_Your goal_:
Turn every line of all the records below into a Markdown table with two columns, Row (the row number) and Line (the text of the line), and skip blank lines. Leave the pictures out of the table.

________________________________________

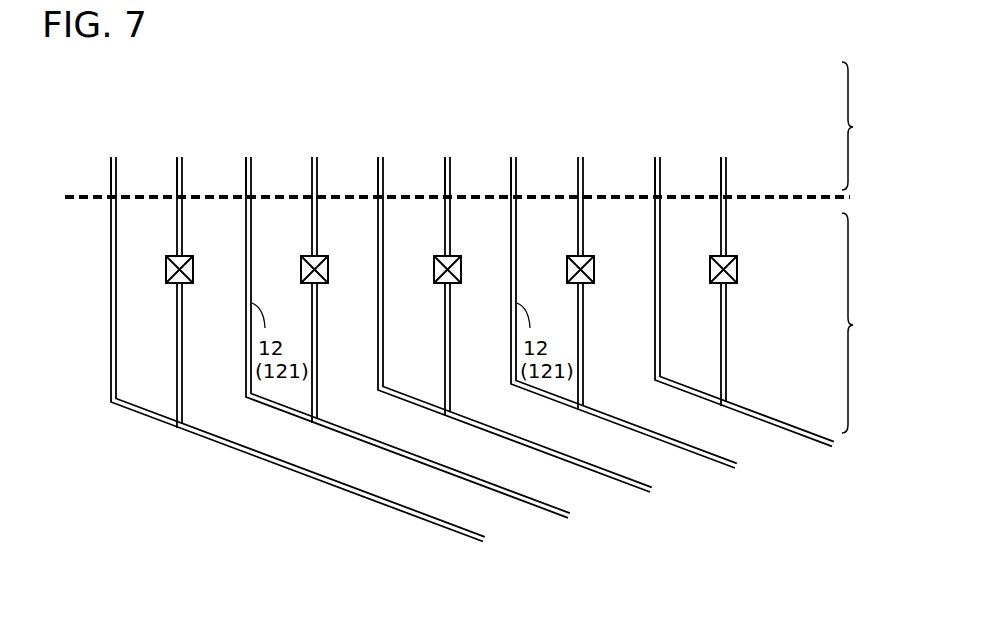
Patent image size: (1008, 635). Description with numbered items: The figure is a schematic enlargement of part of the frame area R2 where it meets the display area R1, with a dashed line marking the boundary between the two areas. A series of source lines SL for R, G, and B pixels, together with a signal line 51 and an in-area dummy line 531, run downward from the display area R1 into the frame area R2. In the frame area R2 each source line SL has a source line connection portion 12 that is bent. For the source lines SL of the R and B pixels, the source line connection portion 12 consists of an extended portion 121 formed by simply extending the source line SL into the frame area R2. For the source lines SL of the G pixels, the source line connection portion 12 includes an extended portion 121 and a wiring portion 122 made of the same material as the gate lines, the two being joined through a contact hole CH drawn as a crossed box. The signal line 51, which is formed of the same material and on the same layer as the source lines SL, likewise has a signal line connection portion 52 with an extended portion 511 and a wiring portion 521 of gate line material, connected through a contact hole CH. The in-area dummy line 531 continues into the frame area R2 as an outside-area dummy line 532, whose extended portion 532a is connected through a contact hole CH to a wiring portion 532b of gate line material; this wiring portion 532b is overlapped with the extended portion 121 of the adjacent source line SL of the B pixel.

The source line connection portion 12 is at (446, 349).
The extended portion 121 is at (109, 300).
The wiring portion 122 is at (747, 345).
The signal line 51 is at (317, 160).
The signal line connection portion 52 is at (344, 312).
The extended portion 511 is at (318, 203).
The wiring portion 521 is at (319, 343).
The in-area dummy line 531 is at (583, 160).
The outside-area dummy line 532 is at (616, 312).
The extended portion 532a is at (584, 203).
The wiring portion 532b is at (585, 343).
The source line SL is at (738, 137).
The contact hole CH is at (193, 272).
The display area R1 is at (866, 126).
The frame area R2 is at (866, 323).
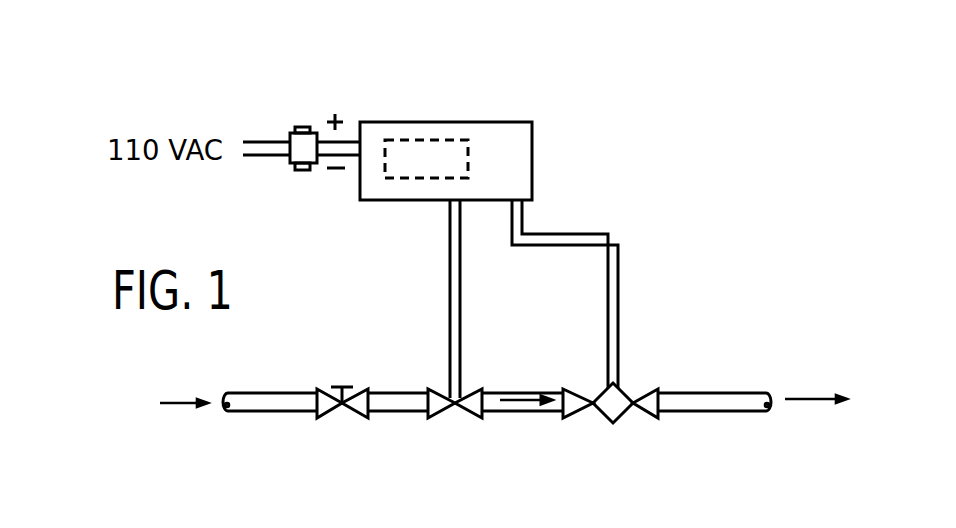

________________________________________

_Task result_:
| Row | Line |
|---|---|
| 1 | Patent image size: (1008, 635). Description with numbered items: The figure is a schematic enlargement of part of the frame area R2 where it meets the display area R1, with a dashed line marking the boundary between the two areas. A series of source lines SL for R, G, and B pixels, together with a signal line 51 and an in-area dummy line 531, run downward from the display area R1 into the frame area R2. In the frame area R2 each source line SL has a source line connection portion 12 that is bent. For the source lines SL of the R and B pixels, the source line connection portion 12 consists of an extended portion 121 formed by simply extending the source line SL into the frame area R2. For the source lines SL of the G pixels, the source line connection portion 12 includes an extended portion 121 and a wiring portion 122 made of the same material as the gate lines, the two being joined through a contact hole CH drawn as a crossed box. The signal line 51, which is formed of the same material and on the same layer as the source lines SL, likewise has a signal line connection portion 52 with an extended portion 511 and a wiring portion 521 of gate line material, connected through a contact hole CH. The in-area dummy line 531 continues into the frame area R2 as an outside-area dummy line 532, whose extended portion 532a is connected through a contact hole CH to a wiring portion 532b of gate line material; this wiring portion 532b is overlapped with the extended portion 121 of the adjacent source line SL of the B pixel. |
| 2 | The source line connection portion 12 is at (446, 349). |
| 3 | The extended portion 121 is at (109, 300). |
| 4 | The wiring portion 122 is at (747, 345). |
| 5 | The signal line 51 is at (317, 160). |
| 6 | The signal line connection portion 52 is at (344, 312). |
| 7 | The extended portion 511 is at (318, 203). |
| 8 | The wiring portion 521 is at (319, 343). |
| 9 | The in-area dummy line 531 is at (583, 160). |
| 10 | The outside-area dummy line 532 is at (616, 312). |
| 11 | The extended portion 532a is at (584, 203). |
| 12 | The wiring portion 532b is at (585, 343). |
| 13 | The source line SL is at (738, 137). |
| 14 | The contact hole CH is at (193, 272). |
| 15 | The display area R1 is at (866, 126). |
| 16 | The frame area R2 is at (866, 323). |